• _Provided records_
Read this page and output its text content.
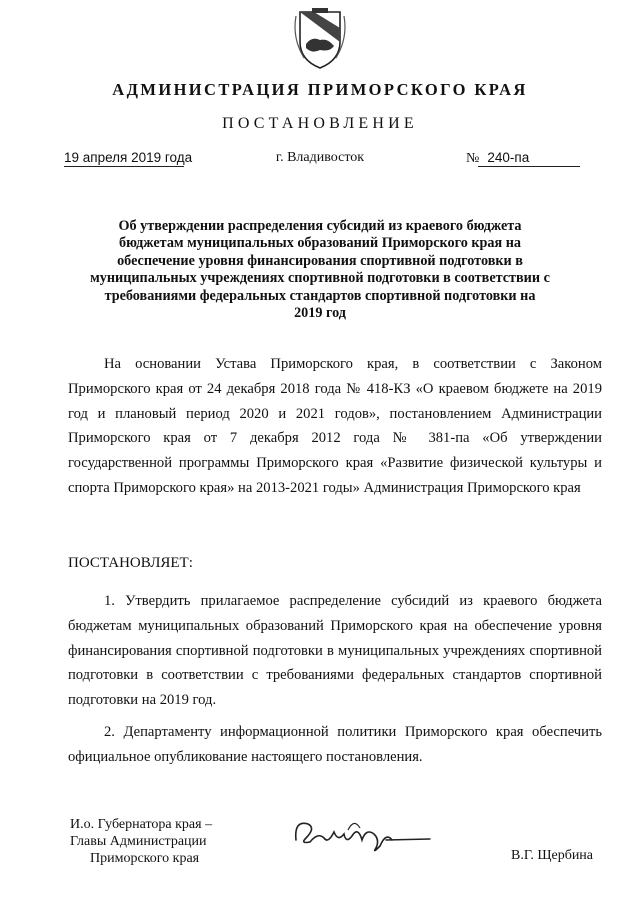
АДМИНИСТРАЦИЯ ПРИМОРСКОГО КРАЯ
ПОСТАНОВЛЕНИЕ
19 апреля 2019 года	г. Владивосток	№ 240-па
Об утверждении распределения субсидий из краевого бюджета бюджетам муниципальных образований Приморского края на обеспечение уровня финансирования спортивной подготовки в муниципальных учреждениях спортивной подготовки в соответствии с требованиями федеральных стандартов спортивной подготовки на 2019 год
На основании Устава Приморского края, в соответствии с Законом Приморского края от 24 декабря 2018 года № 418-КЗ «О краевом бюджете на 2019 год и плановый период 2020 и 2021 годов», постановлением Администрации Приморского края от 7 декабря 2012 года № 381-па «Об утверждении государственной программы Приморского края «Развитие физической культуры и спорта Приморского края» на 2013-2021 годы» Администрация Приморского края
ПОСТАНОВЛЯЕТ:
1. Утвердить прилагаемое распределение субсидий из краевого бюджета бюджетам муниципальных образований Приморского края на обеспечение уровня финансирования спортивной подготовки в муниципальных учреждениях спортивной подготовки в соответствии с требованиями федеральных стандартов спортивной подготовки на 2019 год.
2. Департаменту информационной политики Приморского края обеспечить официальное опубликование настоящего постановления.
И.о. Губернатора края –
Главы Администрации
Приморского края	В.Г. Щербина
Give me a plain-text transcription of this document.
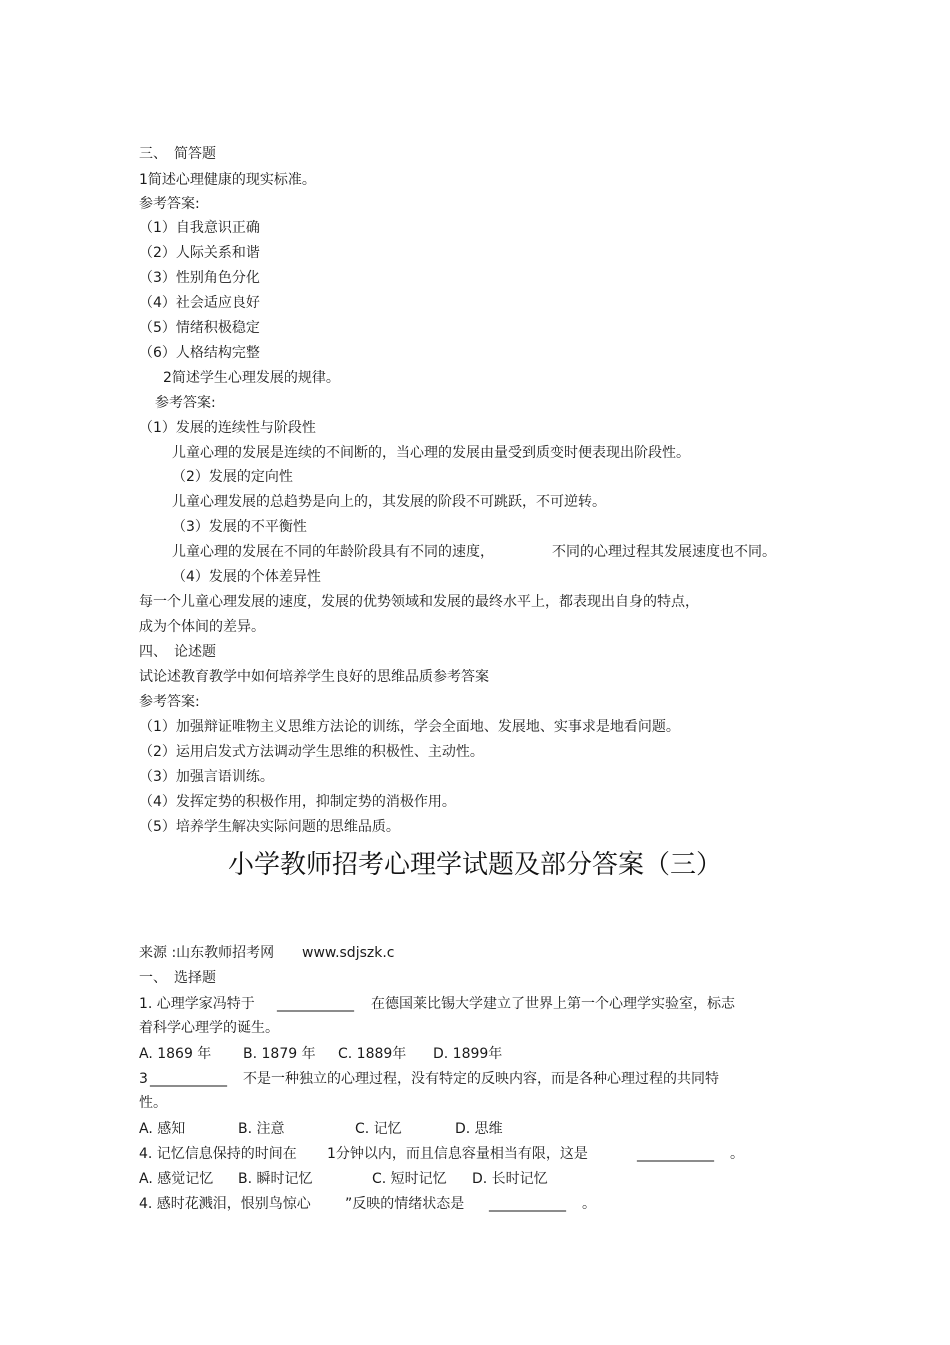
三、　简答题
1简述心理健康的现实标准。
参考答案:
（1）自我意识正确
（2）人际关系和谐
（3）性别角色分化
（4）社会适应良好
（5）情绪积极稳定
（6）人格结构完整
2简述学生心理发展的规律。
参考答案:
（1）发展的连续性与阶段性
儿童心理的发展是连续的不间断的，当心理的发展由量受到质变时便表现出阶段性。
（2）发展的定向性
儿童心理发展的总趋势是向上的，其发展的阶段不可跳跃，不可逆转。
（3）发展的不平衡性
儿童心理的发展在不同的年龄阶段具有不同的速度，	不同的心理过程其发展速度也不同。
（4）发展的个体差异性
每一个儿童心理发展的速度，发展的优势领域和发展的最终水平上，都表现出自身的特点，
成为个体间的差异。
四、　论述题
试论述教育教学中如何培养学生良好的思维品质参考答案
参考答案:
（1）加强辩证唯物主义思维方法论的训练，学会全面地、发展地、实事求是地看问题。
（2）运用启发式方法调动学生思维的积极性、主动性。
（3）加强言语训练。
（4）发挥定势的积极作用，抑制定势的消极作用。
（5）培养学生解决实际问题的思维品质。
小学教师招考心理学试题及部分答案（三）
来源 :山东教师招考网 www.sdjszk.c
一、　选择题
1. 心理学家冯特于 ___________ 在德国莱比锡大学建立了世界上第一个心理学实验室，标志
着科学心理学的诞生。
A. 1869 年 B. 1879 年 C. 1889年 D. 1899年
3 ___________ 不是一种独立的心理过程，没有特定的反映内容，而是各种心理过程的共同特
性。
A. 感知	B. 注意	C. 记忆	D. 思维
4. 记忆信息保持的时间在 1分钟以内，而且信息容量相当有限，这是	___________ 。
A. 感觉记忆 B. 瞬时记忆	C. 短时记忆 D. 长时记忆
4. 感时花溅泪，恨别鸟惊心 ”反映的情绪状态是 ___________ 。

• _Task description_
Your task is to copy the entries in full and exactly, without any images.

• _Output of the exercise_
Read this page and output its text content.
АДМИНИСТРАЦИЯ ПРИМОРСКОГО КРАЯ
ПОСТАНОВЛЕНИЕ
19 апреля 2019 года	г. Владивосток	№ 240-па
Об утверждении распределения субсидий из краевого бюджета бюджетам муниципальных образований Приморского края на обеспечение уровня финансирования спортивной подготовки в муниципальных учреждениях спортивной подготовки в соответствии с требованиями федеральных стандартов спортивной подготовки на 2019 год
На основании Устава Приморского края, в соответствии с Законом Приморского края от 24 декабря 2018 года № 418-КЗ «О краевом бюджете на 2019 год и плановый период 2020 и 2021 годов», постановлением Администрации Приморского края от 7 декабря 2012 года № 381-па «Об утверждении государственной программы Приморского края «Развитие физической культуры и спорта Приморского края» на 2013-2021 годы» Администрация Приморского края
ПОСТАНОВЛЯЕТ:
1. Утвердить прилагаемое распределение субсидий из краевого бюджета бюджетам муниципальных образований Приморского края на обеспечение уровня финансирования спортивной подготовки в муниципальных учреждениях спортивной подготовки в соответствии с требованиями федеральных стандартов спортивной подготовки на 2019 год.
2. Департаменту информационной политики Приморского края обеспечить официальное опубликование настоящего постановления.
И.о. Губернатора края –
Главы Администрации
Приморского края	В.Г. Щербина
Give me a plain-text transcription of this document.
三、　简答题
1简述心理健康的现实标准。
参考答案:
（1）自我意识正确
（2）人际关系和谐
（3）性别角色分化
（4）社会适应良好
（5）情绪积极稳定
（6）人格结构完整
2简述学生心理发展的规律。
参考答案:
（1）发展的连续性与阶段性
儿童心理的发展是连续的不间断的，当心理的发展由量受到质变时便表现出阶段性。
（2）发展的定向性
儿童心理发展的总趋势是向上的，其发展的阶段不可跳跃，不可逆转。
（3）发展的不平衡性
儿童心理的发展在不同的年龄阶段具有不同的速度，	不同的心理过程其发展速度也不同。
（4）发展的个体差异性
每一个儿童心理发展的速度，发展的优势领域和发展的最终水平上，都表现出自身的特点，
成为个体间的差异。
四、　论述题
试论述教育教学中如何培养学生良好的思维品质参考答案
参考答案:
（1）加强辩证唯物主义思维方法论的训练，学会全面地、发展地、实事求是地看问题。
（2）运用启发式方法调动学生思维的积极性、主动性。
（3）加强言语训练。
（4）发挥定势的积极作用，抑制定势的消极作用。
（5）培养学生解决实际问题的思维品质。
小学教师招考心理学试题及部分答案（三）
来源 :山东教师招考网 www.sdjszk.c
一、　选择题
1. 心理学家冯特于 ___________ 在德国莱比锡大学建立了世界上第一个心理学实验室，标志
着科学心理学的诞生。
A. 1869 年 B. 1879 年 C. 1889年 D. 1899年
3 ___________ 不是一种独立的心理过程，没有特定的反映内容，而是各种心理过程的共同特
性。
A. 感知	B. 注意	C. 记忆	D. 思维
4. 记忆信息保持的时间在 1分钟以内，而且信息容量相当有限，这是	___________ 。
A. 感觉记忆 B. 瞬时记忆	C. 短时记忆 D. 长时记忆
4. 感时花溅泪，恨别鸟惊心 ”反映的情绪状态是 ___________ 。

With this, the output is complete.